[Structured figure records]
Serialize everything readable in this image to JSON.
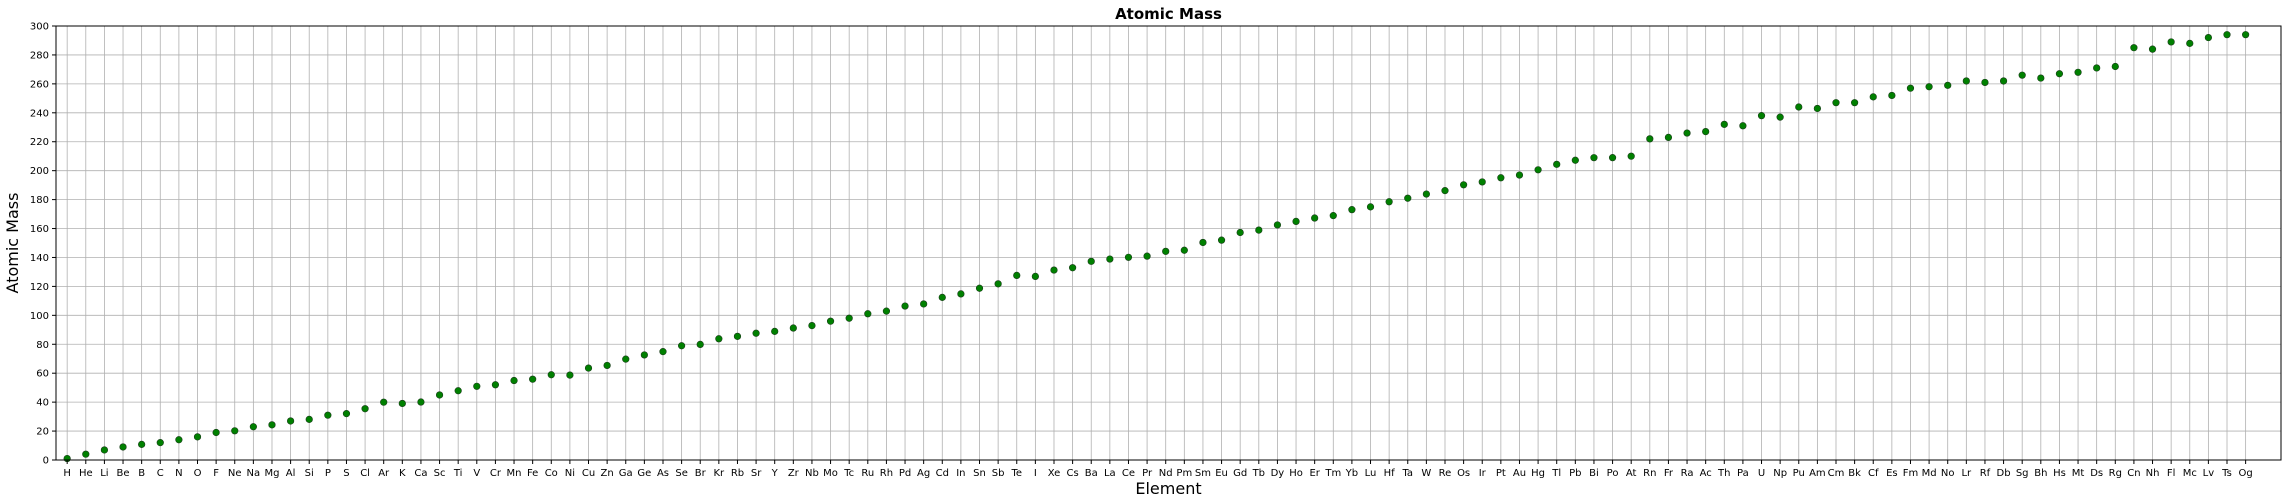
{
  "chart_data": {
    "type": "scatter",
    "title": "Atomic Mass",
    "xlabel": "Element",
    "ylabel": "Atomic Mass",
    "ylim": [
      0,
      300
    ],
    "yticks": [
      0,
      20,
      40,
      60,
      80,
      100,
      120,
      140,
      160,
      180,
      200,
      220,
      240,
      260,
      280,
      300
    ],
    "grid": true,
    "marker_color": "#008000",
    "categories": [
      "H",
      "He",
      "Li",
      "Be",
      "B",
      "C",
      "N",
      "O",
      "F",
      "Ne",
      "Na",
      "Mg",
      "Al",
      "Si",
      "P",
      "S",
      "Cl",
      "Ar",
      "K",
      "Ca",
      "Sc",
      "Ti",
      "V",
      "Cr",
      "Mn",
      "Fe",
      "Co",
      "Ni",
      "Cu",
      "Zn",
      "Ga",
      "Ge",
      "As",
      "Se",
      "Br",
      "Kr",
      "Rb",
      "Sr",
      "Y",
      "Zr",
      "Nb",
      "Mo",
      "Tc",
      "Ru",
      "Rh",
      "Pd",
      "Ag",
      "Cd",
      "In",
      "Sn",
      "Sb",
      "Te",
      "I",
      "Xe",
      "Cs",
      "Ba",
      "La",
      "Ce",
      "Pr",
      "Nd",
      "Pm",
      "Sm",
      "Eu",
      "Gd",
      "Tb",
      "Dy",
      "Ho",
      "Er",
      "Tm",
      "Yb",
      "Lu",
      "Hf",
      "Ta",
      "W",
      "Re",
      "Os",
      "Ir",
      "Pt",
      "Au",
      "Hg",
      "Tl",
      "Pb",
      "Bi",
      "Po",
      "At",
      "Rn",
      "Fr",
      "Ra",
      "Ac",
      "Th",
      "Pa",
      "U",
      "Np",
      "Pu",
      "Am",
      "Cm",
      "Bk",
      "Cf",
      "Es",
      "Fm",
      "Md",
      "No",
      "Lr",
      "Rf",
      "Db",
      "Sg",
      "Bh",
      "Hs",
      "Mt",
      "Ds",
      "Rg",
      "Cn",
      "Nh",
      "Fl",
      "Mc",
      "Lv",
      "Ts",
      "Og"
    ],
    "values": [
      1.008,
      4.003,
      6.94,
      9.012,
      10.81,
      12.011,
      14.007,
      15.999,
      18.998,
      20.18,
      22.99,
      24.305,
      26.982,
      28.085,
      30.974,
      32.06,
      35.45,
      39.948,
      39.098,
      40.078,
      44.956,
      47.867,
      50.942,
      51.996,
      54.938,
      55.845,
      58.933,
      58.693,
      63.546,
      65.38,
      69.723,
      72.63,
      74.922,
      78.971,
      79.904,
      83.798,
      85.468,
      87.62,
      88.906,
      91.224,
      92.906,
      95.95,
      98,
      101.07,
      102.906,
      106.42,
      107.868,
      112.414,
      114.818,
      118.71,
      121.76,
      127.6,
      126.904,
      131.293,
      132.905,
      137.327,
      138.905,
      140.116,
      140.908,
      144.242,
      145,
      150.36,
      151.964,
      157.25,
      158.925,
      162.5,
      164.93,
      167.259,
      168.934,
      173.045,
      174.967,
      178.49,
      180.948,
      183.84,
      186.207,
      190.23,
      192.217,
      195.084,
      196.967,
      200.592,
      204.38,
      207.2,
      208.98,
      209,
      210,
      222,
      223,
      226,
      227,
      232.038,
      231.036,
      238.029,
      237,
      244,
      243,
      247,
      247,
      251,
      252,
      257,
      258,
      259,
      262,
      261,
      262,
      266,
      264,
      267,
      268,
      271,
      272,
      285,
      284,
      289,
      288,
      292,
      294,
      294
    ]
  }
}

### REQUIREMENT
Extract every line above that contains the word "Atomic".

### SOLUTION FOR THIS TASK
    "title": "Atomic Mass",
    "ylabel": "Atomic Mass",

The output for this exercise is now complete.